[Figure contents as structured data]
------------------------------------
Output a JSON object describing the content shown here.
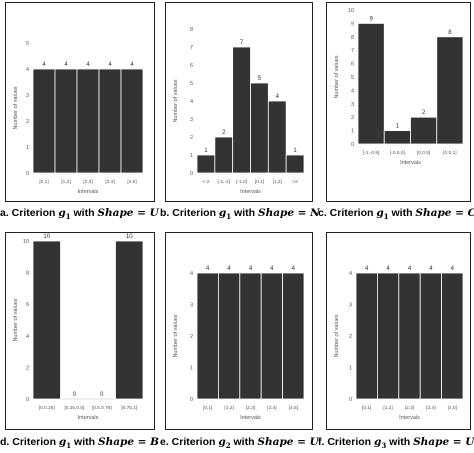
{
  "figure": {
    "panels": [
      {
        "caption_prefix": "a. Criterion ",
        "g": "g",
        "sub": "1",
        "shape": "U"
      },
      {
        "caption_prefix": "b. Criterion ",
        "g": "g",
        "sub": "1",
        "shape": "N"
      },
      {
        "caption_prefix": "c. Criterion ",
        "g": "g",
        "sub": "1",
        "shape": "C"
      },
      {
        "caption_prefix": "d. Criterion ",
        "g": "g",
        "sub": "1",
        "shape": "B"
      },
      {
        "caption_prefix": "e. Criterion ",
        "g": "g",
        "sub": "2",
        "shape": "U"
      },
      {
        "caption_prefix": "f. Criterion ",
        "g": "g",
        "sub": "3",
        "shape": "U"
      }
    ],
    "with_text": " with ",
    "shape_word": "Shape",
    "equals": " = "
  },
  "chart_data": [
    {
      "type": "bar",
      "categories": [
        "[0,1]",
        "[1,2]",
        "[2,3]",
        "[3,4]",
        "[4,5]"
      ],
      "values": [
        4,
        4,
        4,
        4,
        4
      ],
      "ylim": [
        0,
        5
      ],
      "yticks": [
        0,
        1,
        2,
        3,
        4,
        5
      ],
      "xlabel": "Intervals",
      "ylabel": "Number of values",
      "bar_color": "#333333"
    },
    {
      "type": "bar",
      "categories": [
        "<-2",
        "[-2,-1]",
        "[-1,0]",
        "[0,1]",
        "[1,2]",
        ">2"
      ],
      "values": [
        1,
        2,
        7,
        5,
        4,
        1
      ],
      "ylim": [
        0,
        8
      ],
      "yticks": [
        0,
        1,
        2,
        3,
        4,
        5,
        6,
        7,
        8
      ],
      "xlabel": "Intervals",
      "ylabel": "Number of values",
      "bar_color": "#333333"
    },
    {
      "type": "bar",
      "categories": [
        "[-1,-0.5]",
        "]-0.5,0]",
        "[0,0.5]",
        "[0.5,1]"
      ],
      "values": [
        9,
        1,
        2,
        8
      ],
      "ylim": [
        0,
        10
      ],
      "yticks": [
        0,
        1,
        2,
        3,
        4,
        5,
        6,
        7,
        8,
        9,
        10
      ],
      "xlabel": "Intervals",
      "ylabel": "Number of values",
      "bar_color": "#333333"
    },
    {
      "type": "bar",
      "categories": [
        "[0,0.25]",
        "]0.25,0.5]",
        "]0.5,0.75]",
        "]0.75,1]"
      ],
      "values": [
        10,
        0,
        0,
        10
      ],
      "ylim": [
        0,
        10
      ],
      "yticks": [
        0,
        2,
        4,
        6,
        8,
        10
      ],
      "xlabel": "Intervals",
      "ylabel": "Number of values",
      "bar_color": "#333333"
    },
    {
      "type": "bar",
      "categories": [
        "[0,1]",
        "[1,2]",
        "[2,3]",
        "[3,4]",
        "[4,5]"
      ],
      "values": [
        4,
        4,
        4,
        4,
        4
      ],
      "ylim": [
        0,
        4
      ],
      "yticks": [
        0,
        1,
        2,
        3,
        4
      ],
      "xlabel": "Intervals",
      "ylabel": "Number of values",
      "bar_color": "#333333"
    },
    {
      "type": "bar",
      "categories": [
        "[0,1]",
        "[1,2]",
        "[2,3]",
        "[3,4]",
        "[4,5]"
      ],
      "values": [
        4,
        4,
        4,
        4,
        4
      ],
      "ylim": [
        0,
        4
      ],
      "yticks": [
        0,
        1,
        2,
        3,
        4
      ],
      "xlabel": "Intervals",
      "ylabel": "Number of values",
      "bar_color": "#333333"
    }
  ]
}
------------------------------------
Images do not belong in the copy; reproduce all other parts of the records above verbatim.

__Written answer__
Output a JSON object describing the content shown here.
{
  "figure": {
    "panels": [
      {
        "caption_prefix": "a. Criterion ",
        "g": "g",
        "sub": "1",
        "shape": "U"
      },
      {
        "caption_prefix": "b. Criterion ",
        "g": "g",
        "sub": "1",
        "shape": "N"
      },
      {
        "caption_prefix": "c. Criterion ",
        "g": "g",
        "sub": "1",
        "shape": "C"
      },
      {
        "caption_prefix": "d. Criterion ",
        "g": "g",
        "sub": "1",
        "shape": "B"
      },
      {
        "caption_prefix": "e. Criterion ",
        "g": "g",
        "sub": "2",
        "shape": "U"
      },
      {
        "caption_prefix": "f. Criterion ",
        "g": "g",
        "sub": "3",
        "shape": "U"
      }
    ],
    "with_text": " with ",
    "shape_word": "Shape",
    "equals": " = "
  },
  "chart_data": [
    {
      "type": "bar",
      "categories": [
        "[0,1]",
        "[1,2]",
        "[2,3]",
        "[3,4]",
        "[4,5]"
      ],
      "values": [
        4,
        4,
        4,
        4,
        4
      ],
      "ylim": [
        0,
        5
      ],
      "yticks": [
        0,
        1,
        2,
        3,
        4,
        5
      ],
      "xlabel": "Intervals",
      "ylabel": "Number of values",
      "bar_color": "#333333"
    },
    {
      "type": "bar",
      "categories": [
        "<-2",
        "[-2,-1]",
        "[-1,0]",
        "[0,1]",
        "[1,2]",
        ">2"
      ],
      "values": [
        1,
        2,
        7,
        5,
        4,
        1
      ],
      "ylim": [
        0,
        8
      ],
      "yticks": [
        0,
        1,
        2,
        3,
        4,
        5,
        6,
        7,
        8
      ],
      "xlabel": "Intervals",
      "ylabel": "Number of values",
      "bar_color": "#333333"
    },
    {
      "type": "bar",
      "categories": [
        "[-1,-0.5]",
        "]-0.5,0]",
        "[0,0.5]",
        "[0.5,1]"
      ],
      "values": [
        9,
        1,
        2,
        8
      ],
      "ylim": [
        0,
        10
      ],
      "yticks": [
        0,
        1,
        2,
        3,
        4,
        5,
        6,
        7,
        8,
        9,
        10
      ],
      "xlabel": "Intervals",
      "ylabel": "Number of values",
      "bar_color": "#333333"
    },
    {
      "type": "bar",
      "categories": [
        "[0,0.25]",
        "]0.25,0.5]",
        "]0.5,0.75]",
        "]0.75,1]"
      ],
      "values": [
        10,
        0,
        0,
        10
      ],
      "ylim": [
        0,
        10
      ],
      "yticks": [
        0,
        2,
        4,
        6,
        8,
        10
      ],
      "xlabel": "Intervals",
      "ylabel": "Number of values",
      "bar_color": "#333333"
    },
    {
      "type": "bar",
      "categories": [
        "[0,1]",
        "[1,2]",
        "[2,3]",
        "[3,4]",
        "[4,5]"
      ],
      "values": [
        4,
        4,
        4,
        4,
        4
      ],
      "ylim": [
        0,
        4
      ],
      "yticks": [
        0,
        1,
        2,
        3,
        4
      ],
      "xlabel": "Intervals",
      "ylabel": "Number of values",
      "bar_color": "#333333"
    },
    {
      "type": "bar",
      "categories": [
        "[0,1]",
        "[1,2]",
        "[2,3]",
        "[3,4]",
        "[4,5]"
      ],
      "values": [
        4,
        4,
        4,
        4,
        4
      ],
      "ylim": [
        0,
        4
      ],
      "yticks": [
        0,
        1,
        2,
        3,
        4
      ],
      "xlabel": "Intervals",
      "ylabel": "Number of values",
      "bar_color": "#333333"
    }
  ]
}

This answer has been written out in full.